Records shown:
◆ ◆ ◆ ◆ ◆

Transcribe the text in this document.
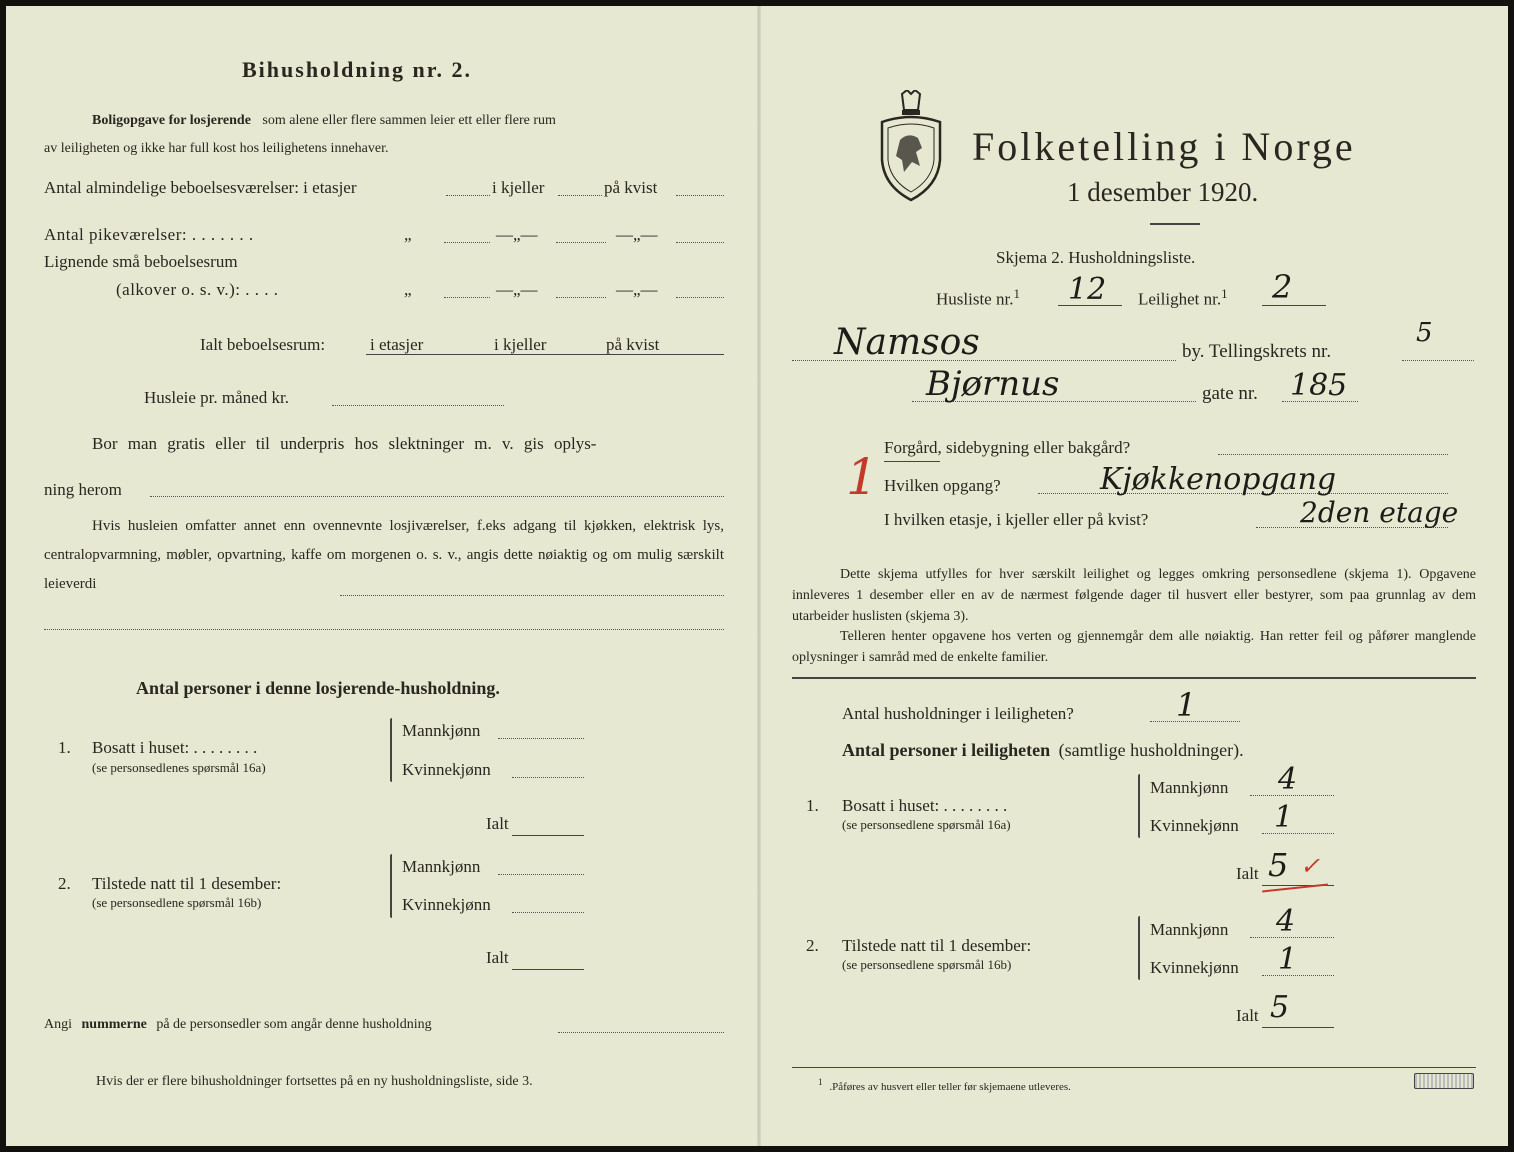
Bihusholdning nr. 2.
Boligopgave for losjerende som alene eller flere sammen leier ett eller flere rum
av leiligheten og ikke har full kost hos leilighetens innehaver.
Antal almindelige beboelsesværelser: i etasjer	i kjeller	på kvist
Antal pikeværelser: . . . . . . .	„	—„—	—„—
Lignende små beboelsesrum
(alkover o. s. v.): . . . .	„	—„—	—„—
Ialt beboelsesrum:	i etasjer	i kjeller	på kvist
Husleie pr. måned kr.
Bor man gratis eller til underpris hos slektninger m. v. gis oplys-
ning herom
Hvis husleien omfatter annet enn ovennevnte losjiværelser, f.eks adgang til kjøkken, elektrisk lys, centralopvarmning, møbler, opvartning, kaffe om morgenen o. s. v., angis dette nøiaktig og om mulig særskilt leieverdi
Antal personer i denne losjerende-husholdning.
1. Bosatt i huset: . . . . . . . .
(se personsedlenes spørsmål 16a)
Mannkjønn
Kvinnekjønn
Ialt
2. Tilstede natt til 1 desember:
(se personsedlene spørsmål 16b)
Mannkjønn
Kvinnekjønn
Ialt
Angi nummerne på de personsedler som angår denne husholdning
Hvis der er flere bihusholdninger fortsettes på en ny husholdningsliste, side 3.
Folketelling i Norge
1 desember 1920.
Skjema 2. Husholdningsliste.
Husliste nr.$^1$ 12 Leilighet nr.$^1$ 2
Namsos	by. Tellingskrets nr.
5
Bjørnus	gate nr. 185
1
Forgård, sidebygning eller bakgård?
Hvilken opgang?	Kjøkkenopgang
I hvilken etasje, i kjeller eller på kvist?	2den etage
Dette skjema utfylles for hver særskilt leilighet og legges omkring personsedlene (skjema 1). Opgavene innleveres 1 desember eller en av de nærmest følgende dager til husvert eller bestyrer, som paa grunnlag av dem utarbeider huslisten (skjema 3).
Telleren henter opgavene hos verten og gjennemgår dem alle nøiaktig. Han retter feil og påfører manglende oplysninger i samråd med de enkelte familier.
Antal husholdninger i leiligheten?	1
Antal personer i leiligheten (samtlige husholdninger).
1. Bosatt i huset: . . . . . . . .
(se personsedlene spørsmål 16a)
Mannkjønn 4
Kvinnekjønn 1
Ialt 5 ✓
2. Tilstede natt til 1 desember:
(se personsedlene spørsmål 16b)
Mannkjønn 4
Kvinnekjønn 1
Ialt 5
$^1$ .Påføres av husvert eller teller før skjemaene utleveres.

◆ ◆ ◆ ◆ ◆

Set exercise: Quote the material in full and exactly; do not carry over its pictures.

Answer in full:
Transcribe the text in this document.
Bihusholdning nr. 2.
Boligopgave for losjerende som alene eller flere sammen leier ett eller flere rum
av leiligheten og ikke har full kost hos leilighetens innehaver.
Antal almindelige beboelsesværelser: i etasjer	i kjeller	på kvist
Antal pikeværelser: . . . . . . .	„	—„—	—„—
Lignende små beboelsesrum
(alkover o. s. v.): . . . .	„	—„—	—„—
Ialt beboelsesrum:	i etasjer	i kjeller	på kvist
Husleie pr. måned kr.
Bor man gratis eller til underpris hos slektninger m. v. gis oplys-
ning herom
Hvis husleien omfatter annet enn ovennevnte losjiværelser, f.eks adgang til kjøkken, elektrisk lys, centralopvarmning, møbler, opvartning, kaffe om morgenen o. s. v., angis dette nøiaktig og om mulig særskilt leieverdi
Antal personer i denne losjerende-husholdning.
1. Bosatt i huset: . . . . . . . .
(se personsedlenes spørsmål 16a)
Mannkjønn
Kvinnekjønn
Ialt
2. Tilstede natt til 1 desember:
(se personsedlene spørsmål 16b)
Mannkjønn
Kvinnekjønn
Ialt
Angi nummerne på de personsedler som angår denne husholdning
Hvis der er flere bihusholdninger fortsettes på en ny husholdningsliste, side 3.
Folketelling i Norge
1 desember 1920.
Skjema 2. Husholdningsliste.
Husliste nr.$^1$ 12 Leilighet nr.$^1$ 2
Namsos	by. Tellingskrets nr.
5
Bjørnus	gate nr. 185
1
Forgård, sidebygning eller bakgård?
Hvilken opgang?	Kjøkkenopgang
I hvilken etasje, i kjeller eller på kvist?	2den etage
Dette skjema utfylles for hver særskilt leilighet og legges omkring personsedlene (skjema 1). Opgavene innleveres 1 desember eller en av de nærmest følgende dager til husvert eller bestyrer, som paa grunnlag av dem utarbeider huslisten (skjema 3).
Telleren henter opgavene hos verten og gjennemgår dem alle nøiaktig. Han retter feil og påfører manglende oplysninger i samråd med de enkelte familier.
Antal husholdninger i leiligheten?	1
Antal personer i leiligheten (samtlige husholdninger).
1. Bosatt i huset: . . . . . . . .
(se personsedlene spørsmål 16a)
Mannkjønn 4
Kvinnekjønn 1
Ialt 5 ✓
2. Tilstede natt til 1 desember:
(se personsedlene spørsmål 16b)
Mannkjønn 4
Kvinnekjønn 1
Ialt 5
$^1$ .Påføres av husvert eller teller før skjemaene utleveres.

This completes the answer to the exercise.